(EXERCISE DIRECTIONS)
Give each line of the records again exactly and omit every picture.

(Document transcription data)

★ ★ ★

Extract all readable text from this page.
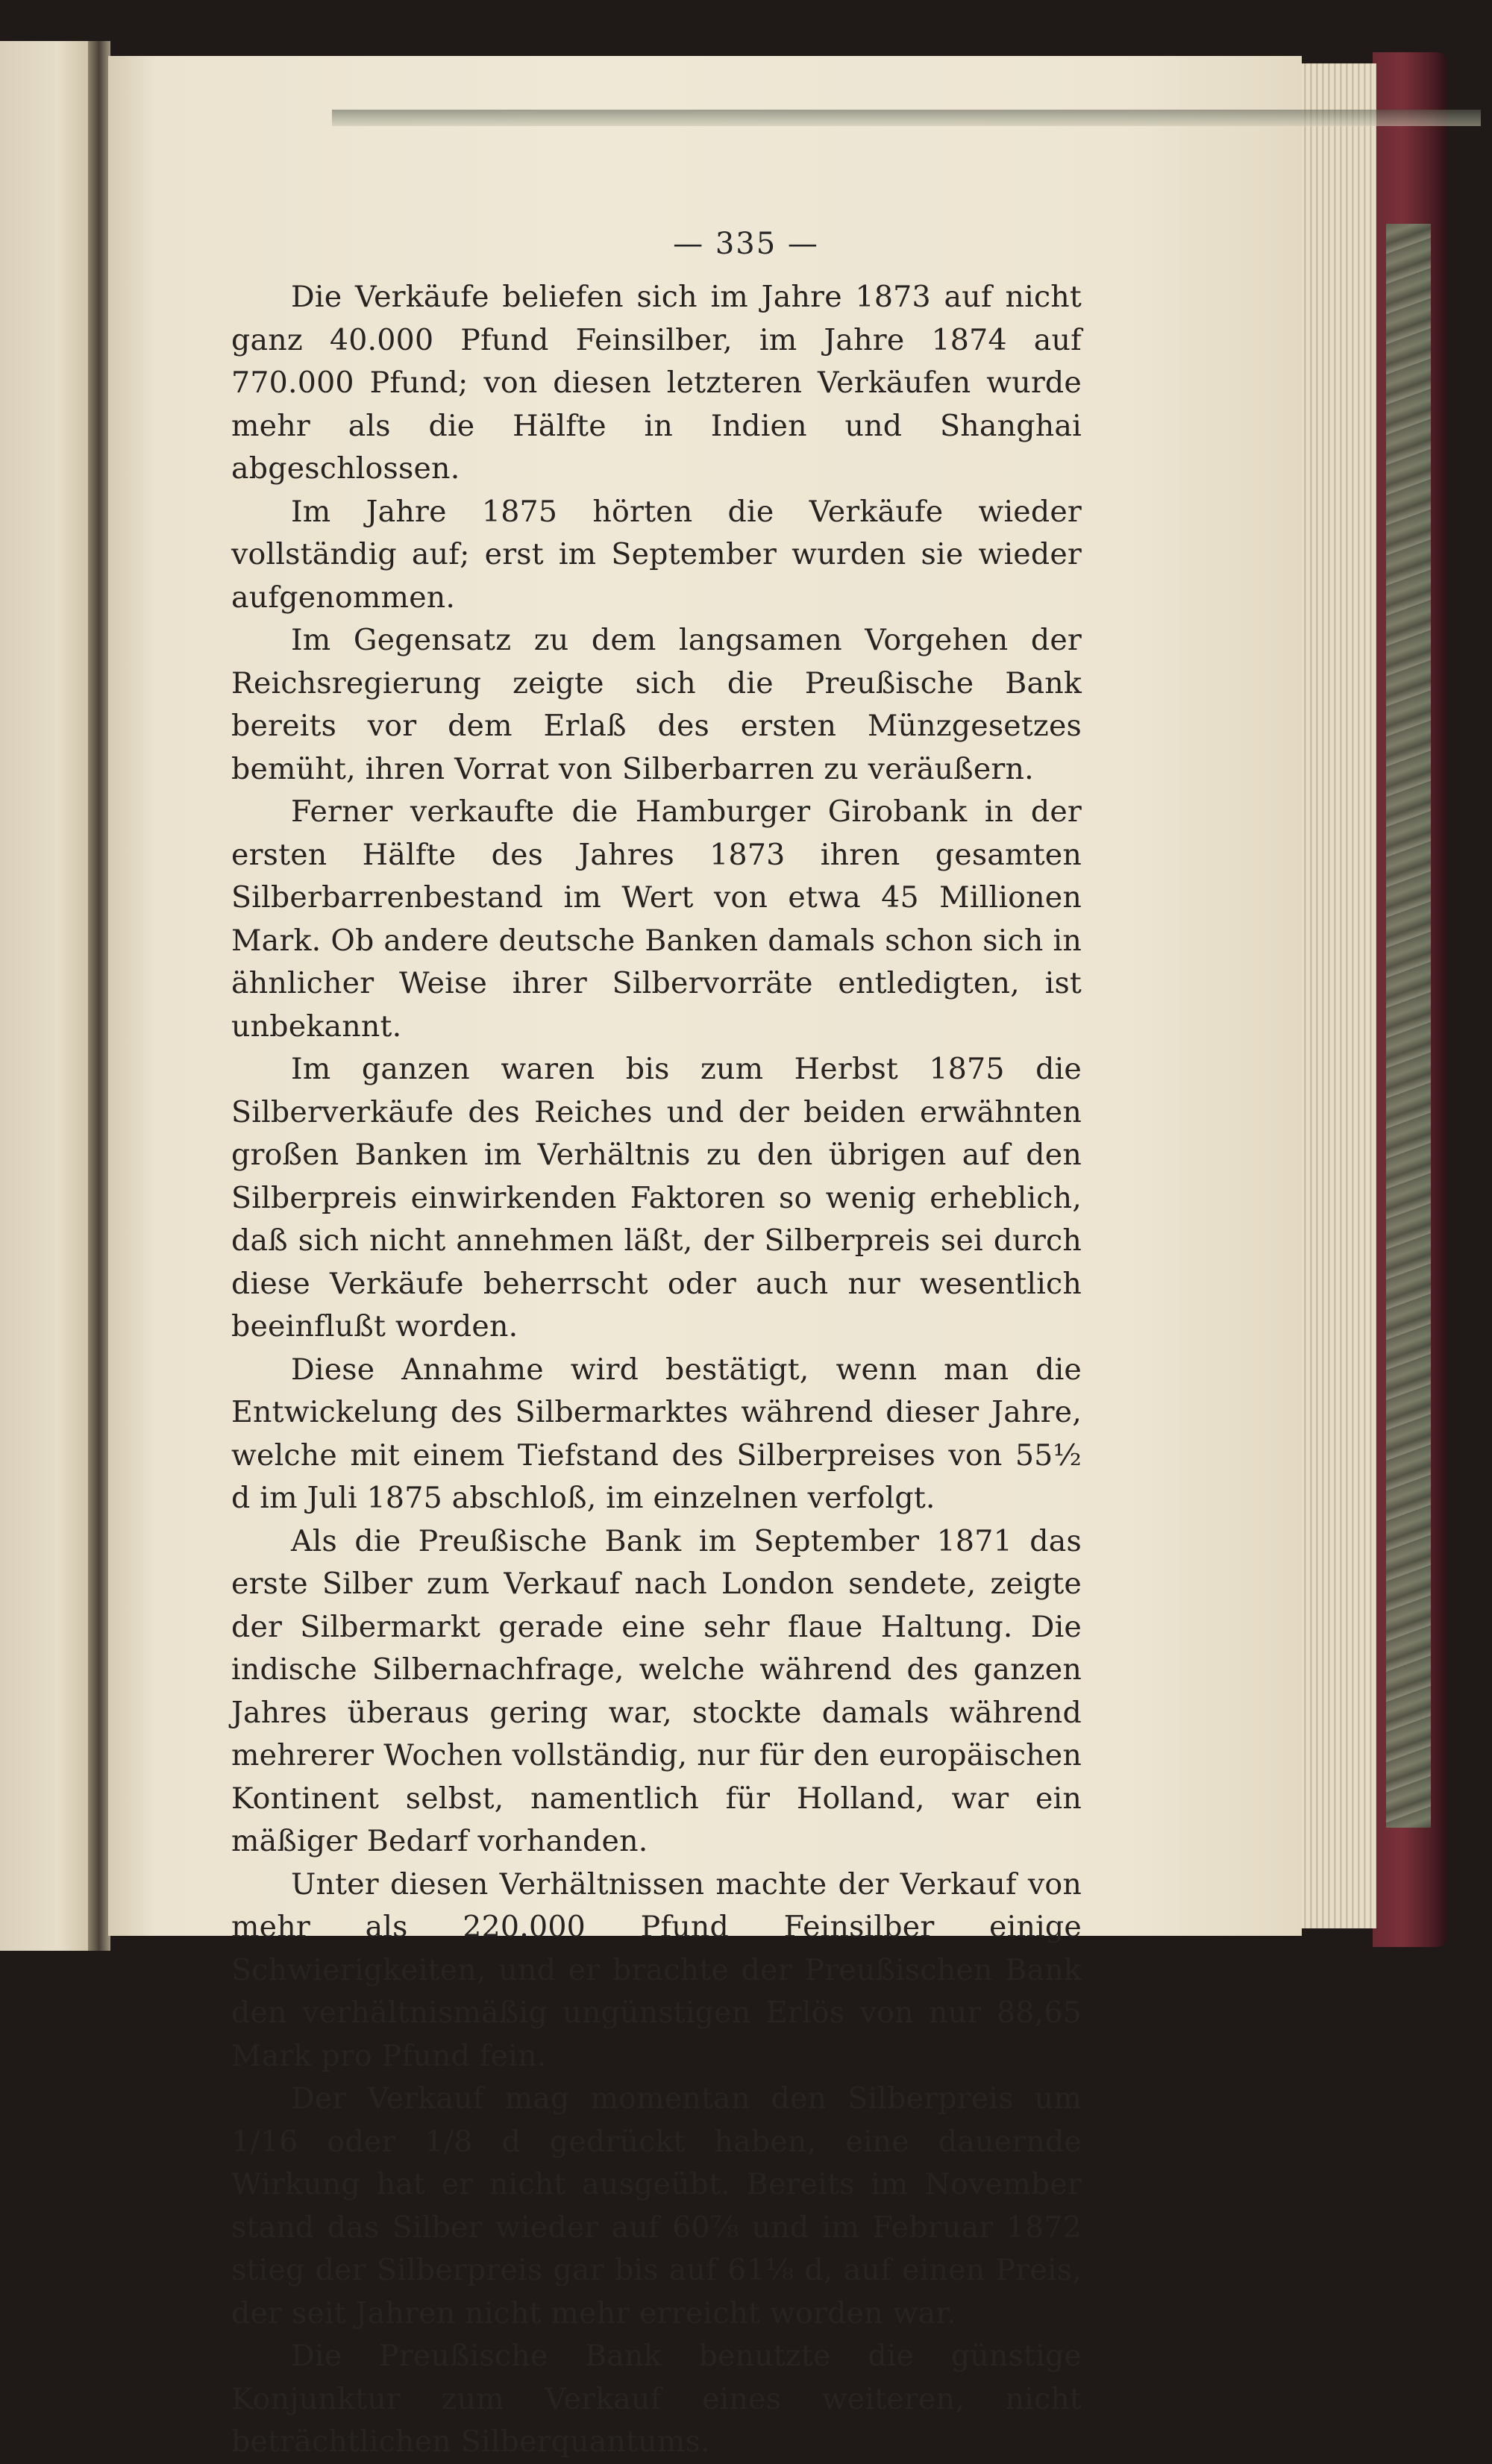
— 335 —

Die Verkäufe beliefen sich im Jahre 1873 auf nicht ganz 40.000 Pfund Feinsilber, im Jahre 1874 auf 770.000 Pfund; von diesen letzteren Verkäufen wurde mehr als die Hälfte in Indien und Shanghai abgeschlossen.

Im Jahre 1875 hörten die Verkäufe wieder vollständig auf; erst im September wurden sie wieder aufgenommen.

Im Gegensatz zu dem langsamen Vorgehen der Reichsregierung zeigte sich die Preußische Bank bereits vor dem Erlaß des ersten Münzgesetzes bemüht, ihren Vorrat von Silberbarren zu veräußern.

Ferner verkaufte die Hamburger Girobank in der ersten Hälfte des Jahres 1873 ihren gesamten Silberbarrenbestand im Wert von etwa 45 Millionen Mark. Ob andere deutsche Banken damals schon sich in ähnlicher Weise ihrer Silbervorräte entledigten, ist unbekannt.

Im ganzen waren bis zum Herbst 1875 die Silberverkäufe des Reiches und der beiden erwähnten großen Banken im Verhältnis zu den übrigen auf den Silberpreis einwirkenden Faktoren so wenig erheblich, daß sich nicht annehmen läßt, der Silberpreis sei durch diese Verkäufe beherrscht oder auch nur wesentlich beeinflußt worden.

Diese Annahme wird bestätigt, wenn man die Entwickelung des Silbermarktes während dieser Jahre, welche mit einem Tiefstand des Silberpreises von 55½ d im Juli 1875 abschloß, im einzelnen verfolgt.

Als die Preußische Bank im September 1871 das erste Silber zum Verkauf nach London sendete, zeigte der Silbermarkt gerade eine sehr flaue Haltung. Die indische Silbernachfrage, welche während des ganzen Jahres überaus gering war, stockte damals während mehrerer Wochen vollständig, nur für den europäischen Kontinent selbst, namentlich für Holland, war ein mäßiger Bedarf vorhanden.

Unter diesen Verhältnissen machte der Verkauf von mehr als 220.000 Pfund Feinsilber einige Schwierigkeiten, und er brachte der Preußischen Bank den verhältnismäßig ungünstigen Erlös von nur 88,65 Mark pro Pfund fein.

Der Verkauf mag momentan den Silberpreis um 1/16 oder 1/8 d gedrückt haben, eine dauernde Wirkung hat er nicht ausgeübt. Bereits im November stand das Silber wieder auf 60⅞ und im Februar 1872 stieg der Silberpreis gar bis auf 61⅛ d, auf einen Preis, der seit Jahren nicht mehr erreicht worden war.

Die Preußische Bank benutzte die günstige Konjunktur zum Verkauf eines weiteren, nicht beträchtlichen Silberquantums.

★ ★ ★

(SOLVED EXERCISE)
Extract all readable text from this page.
— 335 —

Die Verkäufe beliefen sich im Jahre 1873 auf nicht ganz 40.000 Pfund Feinsilber, im Jahre 1874 auf 770.000 Pfund; von diesen letzteren Verkäufen wurde mehr als die Hälfte in Indien und Shanghai abgeschlossen.

Im Jahre 1875 hörten die Verkäufe wieder vollständig auf; erst im September wurden sie wieder aufgenommen.

Im Gegensatz zu dem langsamen Vorgehen der Reichsregierung zeigte sich die Preußische Bank bereits vor dem Erlaß des ersten Münzgesetzes bemüht, ihren Vorrat von Silberbarren zu veräußern.

Ferner verkaufte die Hamburger Girobank in der ersten Hälfte des Jahres 1873 ihren gesamten Silberbarrenbestand im Wert von etwa 45 Millionen Mark. Ob andere deutsche Banken damals schon sich in ähnlicher Weise ihrer Silbervorräte entledigten, ist unbekannt.

Im ganzen waren bis zum Herbst 1875 die Silberverkäufe des Reiches und der beiden erwähnten großen Banken im Verhältnis zu den übrigen auf den Silberpreis einwirkenden Faktoren so wenig erheblich, daß sich nicht annehmen läßt, der Silberpreis sei durch diese Verkäufe beherrscht oder auch nur wesentlich beeinflußt worden.

Diese Annahme wird bestätigt, wenn man die Entwickelung des Silbermarktes während dieser Jahre, welche mit einem Tiefstand des Silberpreises von 55½ d im Juli 1875 abschloß, im einzelnen verfolgt.

Als die Preußische Bank im September 1871 das erste Silber zum Verkauf nach London sendete, zeigte der Silbermarkt gerade eine sehr flaue Haltung. Die indische Silbernachfrage, welche während des ganzen Jahres überaus gering war, stockte damals während mehrerer Wochen vollständig, nur für den europäischen Kontinent selbst, namentlich für Holland, war ein mäßiger Bedarf vorhanden.

Unter diesen Verhältnissen machte der Verkauf von mehr als 220.000 Pfund Feinsilber einige Schwierigkeiten, und er brachte der Preußischen Bank den verhältnismäßig ungünstigen Erlös von nur 88,65 Mark pro Pfund fein.

Der Verkauf mag momentan den Silberpreis um 1/16 oder 1/8 d gedrückt haben, eine dauernde Wirkung hat er nicht ausgeübt. Bereits im November stand das Silber wieder auf 60⅞ und im Februar 1872 stieg der Silberpreis gar bis auf 61⅛ d, auf einen Preis, der seit Jahren nicht mehr erreicht worden war.

Die Preußische Bank benutzte die günstige Konjunktur zum Verkauf eines weiteren, nicht beträchtlichen Silberquantums.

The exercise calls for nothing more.